Stored records:

****************************************

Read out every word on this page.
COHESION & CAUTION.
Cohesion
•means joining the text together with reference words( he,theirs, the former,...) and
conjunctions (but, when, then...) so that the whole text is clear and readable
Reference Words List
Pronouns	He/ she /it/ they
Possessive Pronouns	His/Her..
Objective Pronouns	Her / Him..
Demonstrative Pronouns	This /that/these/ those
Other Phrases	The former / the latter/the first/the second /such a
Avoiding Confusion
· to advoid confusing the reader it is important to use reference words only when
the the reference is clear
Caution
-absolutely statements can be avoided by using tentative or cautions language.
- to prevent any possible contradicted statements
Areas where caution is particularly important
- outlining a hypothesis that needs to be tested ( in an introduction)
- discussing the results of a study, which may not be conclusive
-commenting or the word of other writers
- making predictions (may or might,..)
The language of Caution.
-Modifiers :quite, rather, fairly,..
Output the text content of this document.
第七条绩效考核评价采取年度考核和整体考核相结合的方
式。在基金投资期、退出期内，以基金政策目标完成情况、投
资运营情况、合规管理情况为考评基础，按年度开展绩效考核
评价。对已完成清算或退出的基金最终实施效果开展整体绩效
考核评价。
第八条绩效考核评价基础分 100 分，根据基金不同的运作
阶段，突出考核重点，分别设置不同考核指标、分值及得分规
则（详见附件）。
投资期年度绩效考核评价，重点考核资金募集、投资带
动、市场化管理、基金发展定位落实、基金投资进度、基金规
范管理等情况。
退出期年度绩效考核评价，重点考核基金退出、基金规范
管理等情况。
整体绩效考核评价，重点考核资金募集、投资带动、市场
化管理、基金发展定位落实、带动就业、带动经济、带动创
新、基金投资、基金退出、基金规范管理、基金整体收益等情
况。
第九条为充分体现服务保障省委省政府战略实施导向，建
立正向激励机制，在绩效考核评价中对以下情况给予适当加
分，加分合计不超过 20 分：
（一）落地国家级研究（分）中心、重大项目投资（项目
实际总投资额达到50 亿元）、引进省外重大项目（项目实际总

****************************************

Task prompt:
Output every record above exactly as it appears.

Finished answer:
Read out every word on this page.
COHESION & CAUTION.
Cohesion
•means joining the text together with reference words( he,theirs, the former,...) and
conjunctions (but, when, then...) so that the whole text is clear and readable
Reference Words List
Pronouns	He/ she /it/ they
Possessive Pronouns	His/Her..
Objective Pronouns	Her / Him..
Demonstrative Pronouns	This /that/these/ those
Other Phrases	The former / the latter/the first/the second /such a
Avoiding Confusion
· to advoid confusing the reader it is important to use reference words only when
the the reference is clear
Caution
-absolutely statements can be avoided by using tentative or cautions language.
- to prevent any possible contradicted statements
Areas where caution is particularly important
- outlining a hypothesis that needs to be tested ( in an introduction)
- discussing the results of a study, which may not be conclusive
-commenting or the word of other writers
- making predictions (may or might,..)
The language of Caution.
-Modifiers :quite, rather, fairly,..
Output the text content of this document.
第七条绩效考核评价采取年度考核和整体考核相结合的方
式。在基金投资期、退出期内，以基金政策目标完成情况、投
资运营情况、合规管理情况为考评基础，按年度开展绩效考核
评价。对已完成清算或退出的基金最终实施效果开展整体绩效
考核评价。
第八条绩效考核评价基础分 100 分，根据基金不同的运作
阶段，突出考核重点，分别设置不同考核指标、分值及得分规
则（详见附件）。
投资期年度绩效考核评价，重点考核资金募集、投资带
动、市场化管理、基金发展定位落实、基金投资进度、基金规
范管理等情况。
退出期年度绩效考核评价，重点考核基金退出、基金规范
管理等情况。
整体绩效考核评价，重点考核资金募集、投资带动、市场
化管理、基金发展定位落实、带动就业、带动经济、带动创
新、基金投资、基金退出、基金规范管理、基金整体收益等情
况。
第九条为充分体现服务保障省委省政府战略实施导向，建
立正向激励机制，在绩效考核评价中对以下情况给予适当加
分，加分合计不超过 20 分：
（一）落地国家级研究（分）中心、重大项目投资（项目
实际总投资额达到50 亿元）、引进省外重大项目（项目实际总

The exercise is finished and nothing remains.